(Stored items from a collection)

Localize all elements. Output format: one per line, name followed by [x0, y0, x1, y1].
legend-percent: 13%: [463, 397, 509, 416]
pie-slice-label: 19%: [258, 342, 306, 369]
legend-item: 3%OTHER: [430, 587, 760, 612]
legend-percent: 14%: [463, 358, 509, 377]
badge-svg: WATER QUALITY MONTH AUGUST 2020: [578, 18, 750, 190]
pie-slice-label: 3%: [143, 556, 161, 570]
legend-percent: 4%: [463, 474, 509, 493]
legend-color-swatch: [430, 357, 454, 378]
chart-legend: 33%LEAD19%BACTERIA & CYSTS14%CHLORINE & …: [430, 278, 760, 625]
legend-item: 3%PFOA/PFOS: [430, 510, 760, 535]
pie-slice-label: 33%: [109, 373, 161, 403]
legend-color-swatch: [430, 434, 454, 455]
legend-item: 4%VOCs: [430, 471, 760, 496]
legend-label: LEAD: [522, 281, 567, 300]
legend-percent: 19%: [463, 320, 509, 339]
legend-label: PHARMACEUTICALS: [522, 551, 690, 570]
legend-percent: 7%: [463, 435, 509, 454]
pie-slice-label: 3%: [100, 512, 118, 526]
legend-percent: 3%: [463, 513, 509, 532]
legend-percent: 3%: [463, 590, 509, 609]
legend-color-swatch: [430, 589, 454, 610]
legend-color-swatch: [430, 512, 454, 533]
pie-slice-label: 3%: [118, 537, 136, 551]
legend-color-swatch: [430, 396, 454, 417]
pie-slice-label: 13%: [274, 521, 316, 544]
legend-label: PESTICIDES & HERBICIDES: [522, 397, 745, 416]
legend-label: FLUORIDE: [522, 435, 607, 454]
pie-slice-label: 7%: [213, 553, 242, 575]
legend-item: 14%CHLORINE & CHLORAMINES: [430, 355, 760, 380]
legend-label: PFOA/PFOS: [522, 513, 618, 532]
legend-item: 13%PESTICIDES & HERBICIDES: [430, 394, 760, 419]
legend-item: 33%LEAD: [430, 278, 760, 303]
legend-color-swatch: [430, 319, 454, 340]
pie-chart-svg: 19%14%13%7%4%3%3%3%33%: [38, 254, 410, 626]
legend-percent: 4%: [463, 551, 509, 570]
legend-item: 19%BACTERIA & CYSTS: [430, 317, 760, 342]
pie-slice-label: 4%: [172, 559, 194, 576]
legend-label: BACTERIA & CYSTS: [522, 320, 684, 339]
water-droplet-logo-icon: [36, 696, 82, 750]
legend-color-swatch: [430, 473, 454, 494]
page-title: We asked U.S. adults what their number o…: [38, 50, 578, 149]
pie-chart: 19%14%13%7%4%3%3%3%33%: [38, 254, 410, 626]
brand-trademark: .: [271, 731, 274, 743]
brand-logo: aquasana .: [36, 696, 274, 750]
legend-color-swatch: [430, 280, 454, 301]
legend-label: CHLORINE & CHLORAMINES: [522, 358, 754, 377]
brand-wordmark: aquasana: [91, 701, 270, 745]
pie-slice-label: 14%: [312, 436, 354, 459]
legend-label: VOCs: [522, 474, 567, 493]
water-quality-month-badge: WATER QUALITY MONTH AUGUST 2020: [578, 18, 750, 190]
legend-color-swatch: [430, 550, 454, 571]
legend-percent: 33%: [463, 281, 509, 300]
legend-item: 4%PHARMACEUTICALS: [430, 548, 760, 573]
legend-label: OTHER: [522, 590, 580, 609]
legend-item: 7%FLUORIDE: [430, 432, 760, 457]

==

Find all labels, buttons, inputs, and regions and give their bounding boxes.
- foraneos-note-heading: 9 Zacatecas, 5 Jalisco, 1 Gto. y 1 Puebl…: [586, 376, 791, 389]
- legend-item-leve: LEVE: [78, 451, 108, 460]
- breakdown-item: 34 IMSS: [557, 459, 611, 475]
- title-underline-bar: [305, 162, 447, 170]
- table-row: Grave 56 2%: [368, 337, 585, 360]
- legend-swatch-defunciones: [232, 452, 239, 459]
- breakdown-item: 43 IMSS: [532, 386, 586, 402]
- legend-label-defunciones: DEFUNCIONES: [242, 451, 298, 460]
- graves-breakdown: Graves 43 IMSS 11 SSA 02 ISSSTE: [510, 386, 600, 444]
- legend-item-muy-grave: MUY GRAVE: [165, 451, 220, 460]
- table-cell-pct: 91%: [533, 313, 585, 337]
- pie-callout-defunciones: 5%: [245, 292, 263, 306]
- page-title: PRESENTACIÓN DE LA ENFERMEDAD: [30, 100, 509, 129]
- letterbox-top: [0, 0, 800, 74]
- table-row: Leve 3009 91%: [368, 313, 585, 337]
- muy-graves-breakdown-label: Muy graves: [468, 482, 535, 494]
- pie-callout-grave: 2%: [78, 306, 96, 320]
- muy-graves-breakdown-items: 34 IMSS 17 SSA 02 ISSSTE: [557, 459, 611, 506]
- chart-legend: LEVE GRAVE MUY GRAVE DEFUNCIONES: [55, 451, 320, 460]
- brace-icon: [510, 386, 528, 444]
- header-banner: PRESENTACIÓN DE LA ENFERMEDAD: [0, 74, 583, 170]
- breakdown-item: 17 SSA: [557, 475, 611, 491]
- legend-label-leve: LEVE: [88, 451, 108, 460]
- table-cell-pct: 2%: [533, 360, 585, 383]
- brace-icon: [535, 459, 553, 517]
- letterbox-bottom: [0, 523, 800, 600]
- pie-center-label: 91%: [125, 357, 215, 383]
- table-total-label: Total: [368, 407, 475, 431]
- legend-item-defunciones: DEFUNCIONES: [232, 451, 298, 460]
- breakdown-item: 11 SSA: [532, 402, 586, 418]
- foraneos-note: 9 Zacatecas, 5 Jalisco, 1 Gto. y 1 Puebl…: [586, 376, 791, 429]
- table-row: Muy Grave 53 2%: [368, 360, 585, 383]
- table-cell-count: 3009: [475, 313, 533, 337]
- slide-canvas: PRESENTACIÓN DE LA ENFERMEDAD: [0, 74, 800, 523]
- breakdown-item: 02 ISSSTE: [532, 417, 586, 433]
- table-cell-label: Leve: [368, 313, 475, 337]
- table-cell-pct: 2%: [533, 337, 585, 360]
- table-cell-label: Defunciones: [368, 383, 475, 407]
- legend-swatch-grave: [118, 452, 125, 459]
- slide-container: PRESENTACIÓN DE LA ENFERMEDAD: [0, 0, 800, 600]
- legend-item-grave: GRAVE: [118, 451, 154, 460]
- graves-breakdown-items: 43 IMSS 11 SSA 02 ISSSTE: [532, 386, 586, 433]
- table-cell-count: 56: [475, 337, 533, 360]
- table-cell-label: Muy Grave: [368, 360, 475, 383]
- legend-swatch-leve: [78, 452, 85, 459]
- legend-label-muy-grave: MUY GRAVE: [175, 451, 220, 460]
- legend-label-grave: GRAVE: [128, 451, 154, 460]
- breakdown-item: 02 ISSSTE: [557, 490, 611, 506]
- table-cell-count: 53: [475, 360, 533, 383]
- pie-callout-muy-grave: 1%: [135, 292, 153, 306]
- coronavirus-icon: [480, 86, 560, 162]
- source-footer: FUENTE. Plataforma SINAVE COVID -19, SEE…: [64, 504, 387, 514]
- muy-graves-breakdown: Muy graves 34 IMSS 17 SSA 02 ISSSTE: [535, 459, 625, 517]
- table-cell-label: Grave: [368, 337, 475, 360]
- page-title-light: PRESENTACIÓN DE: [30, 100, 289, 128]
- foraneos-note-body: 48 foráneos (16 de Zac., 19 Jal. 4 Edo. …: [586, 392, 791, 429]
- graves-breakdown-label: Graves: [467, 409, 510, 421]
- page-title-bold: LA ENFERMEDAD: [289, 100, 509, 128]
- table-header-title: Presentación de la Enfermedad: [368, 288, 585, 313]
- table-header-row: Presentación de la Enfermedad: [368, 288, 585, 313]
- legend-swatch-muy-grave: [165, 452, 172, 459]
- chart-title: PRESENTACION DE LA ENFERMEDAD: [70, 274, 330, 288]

[What you should do] Look through the preceding entries for the word "Jalisco". Report how many lines hold it, and only that number.

[Answer below] 2